> _What is needed_
Filter the listing below, copying every line in which the word "分子客车" appears.

(Extracted data entries)

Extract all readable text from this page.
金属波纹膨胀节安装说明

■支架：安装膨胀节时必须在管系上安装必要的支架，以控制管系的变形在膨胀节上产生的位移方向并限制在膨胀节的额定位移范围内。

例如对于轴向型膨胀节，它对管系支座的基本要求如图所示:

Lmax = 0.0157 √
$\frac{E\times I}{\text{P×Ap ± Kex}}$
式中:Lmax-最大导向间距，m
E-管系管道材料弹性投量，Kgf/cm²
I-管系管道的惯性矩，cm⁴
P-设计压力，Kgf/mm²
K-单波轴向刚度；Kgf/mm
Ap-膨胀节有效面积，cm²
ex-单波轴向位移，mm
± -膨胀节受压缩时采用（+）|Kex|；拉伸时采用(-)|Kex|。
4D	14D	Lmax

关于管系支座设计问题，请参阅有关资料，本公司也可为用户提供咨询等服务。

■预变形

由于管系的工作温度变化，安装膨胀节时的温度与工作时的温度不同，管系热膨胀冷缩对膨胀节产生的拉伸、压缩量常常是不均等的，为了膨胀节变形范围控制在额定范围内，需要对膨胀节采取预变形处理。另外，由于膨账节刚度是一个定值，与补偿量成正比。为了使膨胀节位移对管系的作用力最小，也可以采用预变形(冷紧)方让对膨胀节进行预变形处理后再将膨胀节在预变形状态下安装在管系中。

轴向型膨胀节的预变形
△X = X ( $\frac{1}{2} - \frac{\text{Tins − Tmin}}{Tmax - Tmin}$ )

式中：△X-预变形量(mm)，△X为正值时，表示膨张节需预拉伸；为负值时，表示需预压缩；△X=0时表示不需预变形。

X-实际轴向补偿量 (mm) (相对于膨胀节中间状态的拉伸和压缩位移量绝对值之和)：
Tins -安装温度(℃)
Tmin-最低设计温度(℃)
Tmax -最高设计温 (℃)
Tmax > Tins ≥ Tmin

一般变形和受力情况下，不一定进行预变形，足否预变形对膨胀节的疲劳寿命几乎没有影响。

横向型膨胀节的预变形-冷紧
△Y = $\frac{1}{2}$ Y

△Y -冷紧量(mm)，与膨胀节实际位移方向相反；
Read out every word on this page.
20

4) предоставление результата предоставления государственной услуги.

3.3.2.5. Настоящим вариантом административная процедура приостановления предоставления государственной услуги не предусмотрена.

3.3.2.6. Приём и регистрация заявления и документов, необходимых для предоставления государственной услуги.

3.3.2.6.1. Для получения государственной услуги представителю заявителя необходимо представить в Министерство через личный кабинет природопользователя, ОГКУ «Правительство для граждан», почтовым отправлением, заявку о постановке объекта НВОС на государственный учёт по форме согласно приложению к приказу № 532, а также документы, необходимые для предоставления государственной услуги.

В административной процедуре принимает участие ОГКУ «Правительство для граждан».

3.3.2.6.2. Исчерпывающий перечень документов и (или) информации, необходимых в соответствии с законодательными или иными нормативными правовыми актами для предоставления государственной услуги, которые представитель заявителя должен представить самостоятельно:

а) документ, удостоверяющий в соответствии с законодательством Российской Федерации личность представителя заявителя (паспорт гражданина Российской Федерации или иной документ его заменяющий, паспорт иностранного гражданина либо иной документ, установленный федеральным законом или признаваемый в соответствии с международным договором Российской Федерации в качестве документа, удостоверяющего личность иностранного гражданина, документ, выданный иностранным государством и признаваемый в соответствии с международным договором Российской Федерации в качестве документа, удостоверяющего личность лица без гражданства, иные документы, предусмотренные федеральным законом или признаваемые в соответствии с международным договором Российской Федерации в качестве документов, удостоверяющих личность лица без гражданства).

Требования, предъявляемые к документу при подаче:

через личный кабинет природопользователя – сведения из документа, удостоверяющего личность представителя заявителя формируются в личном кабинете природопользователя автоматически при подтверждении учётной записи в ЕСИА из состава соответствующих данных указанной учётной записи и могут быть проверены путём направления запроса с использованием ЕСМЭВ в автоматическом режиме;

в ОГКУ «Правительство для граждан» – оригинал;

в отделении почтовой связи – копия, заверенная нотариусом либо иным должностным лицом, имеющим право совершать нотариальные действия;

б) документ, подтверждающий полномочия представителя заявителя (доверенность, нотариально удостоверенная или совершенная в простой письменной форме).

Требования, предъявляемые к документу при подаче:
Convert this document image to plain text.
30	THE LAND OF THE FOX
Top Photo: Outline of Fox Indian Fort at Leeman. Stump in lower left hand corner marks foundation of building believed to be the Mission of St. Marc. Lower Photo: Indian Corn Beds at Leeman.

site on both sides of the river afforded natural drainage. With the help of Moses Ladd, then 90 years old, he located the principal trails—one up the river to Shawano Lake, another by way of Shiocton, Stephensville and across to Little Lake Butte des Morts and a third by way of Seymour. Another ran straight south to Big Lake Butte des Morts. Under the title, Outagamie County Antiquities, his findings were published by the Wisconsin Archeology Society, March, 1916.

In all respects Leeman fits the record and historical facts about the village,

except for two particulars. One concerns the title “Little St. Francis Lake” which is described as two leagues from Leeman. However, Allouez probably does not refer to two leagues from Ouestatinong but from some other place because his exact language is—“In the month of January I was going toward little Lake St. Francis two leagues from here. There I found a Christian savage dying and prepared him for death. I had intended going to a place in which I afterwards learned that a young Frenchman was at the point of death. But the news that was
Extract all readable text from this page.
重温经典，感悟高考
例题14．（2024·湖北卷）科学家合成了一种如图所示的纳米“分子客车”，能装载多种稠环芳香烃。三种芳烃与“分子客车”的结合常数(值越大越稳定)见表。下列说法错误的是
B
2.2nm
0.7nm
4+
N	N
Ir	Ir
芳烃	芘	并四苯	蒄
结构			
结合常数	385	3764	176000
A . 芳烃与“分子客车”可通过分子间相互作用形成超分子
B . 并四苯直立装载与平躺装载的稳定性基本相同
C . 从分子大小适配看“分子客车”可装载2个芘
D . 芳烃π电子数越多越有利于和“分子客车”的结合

> _Answer to the problem_
例题14．（2024·湖北卷）科学家合成了一种如图所示的纳米“分子客车”，能装载多种稠环芳香烃。三种芳烃与“分子客车”的结合常数(值越大越稳定)见表。下列说法错误的是
A . 芳烃与“分子客车”可通过分子间相互作用形成超分子
C . 从分子大小适配看“分子客车”可装载2个芘
D . 芳烃π电子数越多越有利于和“分子客车”的结合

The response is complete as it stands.